__OBJECTIVE__: Look through the entries below and count the lines with the word "الاسود" in them; give only the number.

__GIVEN RECORDS__:
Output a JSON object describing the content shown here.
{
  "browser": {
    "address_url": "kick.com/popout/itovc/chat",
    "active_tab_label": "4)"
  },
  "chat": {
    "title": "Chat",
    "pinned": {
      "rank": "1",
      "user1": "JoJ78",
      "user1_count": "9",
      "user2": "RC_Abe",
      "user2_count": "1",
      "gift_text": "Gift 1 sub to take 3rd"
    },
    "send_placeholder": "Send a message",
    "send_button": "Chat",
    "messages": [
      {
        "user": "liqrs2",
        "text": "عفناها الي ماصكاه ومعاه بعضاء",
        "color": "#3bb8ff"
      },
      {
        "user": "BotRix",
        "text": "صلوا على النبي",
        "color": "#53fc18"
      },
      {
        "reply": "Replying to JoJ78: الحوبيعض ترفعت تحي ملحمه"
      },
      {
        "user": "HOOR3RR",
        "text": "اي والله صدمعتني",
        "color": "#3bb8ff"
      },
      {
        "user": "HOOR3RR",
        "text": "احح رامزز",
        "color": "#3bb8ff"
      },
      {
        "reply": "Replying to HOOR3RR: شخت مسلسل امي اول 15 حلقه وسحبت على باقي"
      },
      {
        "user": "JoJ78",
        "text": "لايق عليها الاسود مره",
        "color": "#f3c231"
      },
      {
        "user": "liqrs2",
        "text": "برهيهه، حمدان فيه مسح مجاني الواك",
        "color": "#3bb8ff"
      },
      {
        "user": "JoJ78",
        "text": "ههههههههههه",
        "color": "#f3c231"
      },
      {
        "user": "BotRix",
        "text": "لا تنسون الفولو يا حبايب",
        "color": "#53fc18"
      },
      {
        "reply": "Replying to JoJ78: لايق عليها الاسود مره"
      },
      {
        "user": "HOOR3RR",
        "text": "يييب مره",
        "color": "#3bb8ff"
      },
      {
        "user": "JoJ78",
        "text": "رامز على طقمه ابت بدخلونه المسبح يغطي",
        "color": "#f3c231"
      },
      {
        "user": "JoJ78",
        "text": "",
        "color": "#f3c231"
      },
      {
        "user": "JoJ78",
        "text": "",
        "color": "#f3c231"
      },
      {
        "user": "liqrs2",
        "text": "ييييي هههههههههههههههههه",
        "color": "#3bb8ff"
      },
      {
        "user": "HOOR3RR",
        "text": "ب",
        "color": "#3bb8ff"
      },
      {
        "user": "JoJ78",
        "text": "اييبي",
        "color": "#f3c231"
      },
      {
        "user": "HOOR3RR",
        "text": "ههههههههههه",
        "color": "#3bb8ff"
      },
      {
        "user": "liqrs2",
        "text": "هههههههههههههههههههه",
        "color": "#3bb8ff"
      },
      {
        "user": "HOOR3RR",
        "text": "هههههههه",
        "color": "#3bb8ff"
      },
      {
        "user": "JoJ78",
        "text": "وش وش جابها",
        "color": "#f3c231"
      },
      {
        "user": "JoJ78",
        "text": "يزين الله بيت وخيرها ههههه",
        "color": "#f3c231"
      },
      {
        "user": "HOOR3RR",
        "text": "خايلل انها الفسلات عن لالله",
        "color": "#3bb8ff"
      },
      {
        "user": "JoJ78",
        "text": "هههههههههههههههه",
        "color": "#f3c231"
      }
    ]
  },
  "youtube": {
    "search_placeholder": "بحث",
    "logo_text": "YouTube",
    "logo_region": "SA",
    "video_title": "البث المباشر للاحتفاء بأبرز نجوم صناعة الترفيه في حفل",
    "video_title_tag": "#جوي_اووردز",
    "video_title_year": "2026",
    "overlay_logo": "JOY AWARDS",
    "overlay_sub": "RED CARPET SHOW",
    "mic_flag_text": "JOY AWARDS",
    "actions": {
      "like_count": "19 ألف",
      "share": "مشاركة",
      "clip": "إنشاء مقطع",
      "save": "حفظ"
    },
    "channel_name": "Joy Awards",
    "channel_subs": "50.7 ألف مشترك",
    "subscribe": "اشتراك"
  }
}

...

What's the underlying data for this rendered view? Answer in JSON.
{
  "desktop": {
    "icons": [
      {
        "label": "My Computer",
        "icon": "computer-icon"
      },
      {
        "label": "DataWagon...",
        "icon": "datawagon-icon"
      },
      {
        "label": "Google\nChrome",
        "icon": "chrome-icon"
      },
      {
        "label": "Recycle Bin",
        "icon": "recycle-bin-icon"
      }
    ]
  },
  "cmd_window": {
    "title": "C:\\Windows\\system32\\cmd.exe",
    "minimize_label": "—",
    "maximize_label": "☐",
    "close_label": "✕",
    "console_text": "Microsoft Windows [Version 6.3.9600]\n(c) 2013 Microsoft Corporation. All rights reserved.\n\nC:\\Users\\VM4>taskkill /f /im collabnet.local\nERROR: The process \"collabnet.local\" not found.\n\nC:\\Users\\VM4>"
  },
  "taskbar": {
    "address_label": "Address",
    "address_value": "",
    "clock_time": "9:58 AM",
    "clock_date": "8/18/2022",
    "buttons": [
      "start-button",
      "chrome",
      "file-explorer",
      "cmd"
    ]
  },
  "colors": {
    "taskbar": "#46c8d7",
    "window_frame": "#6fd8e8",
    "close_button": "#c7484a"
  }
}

__SOLUTION__: 2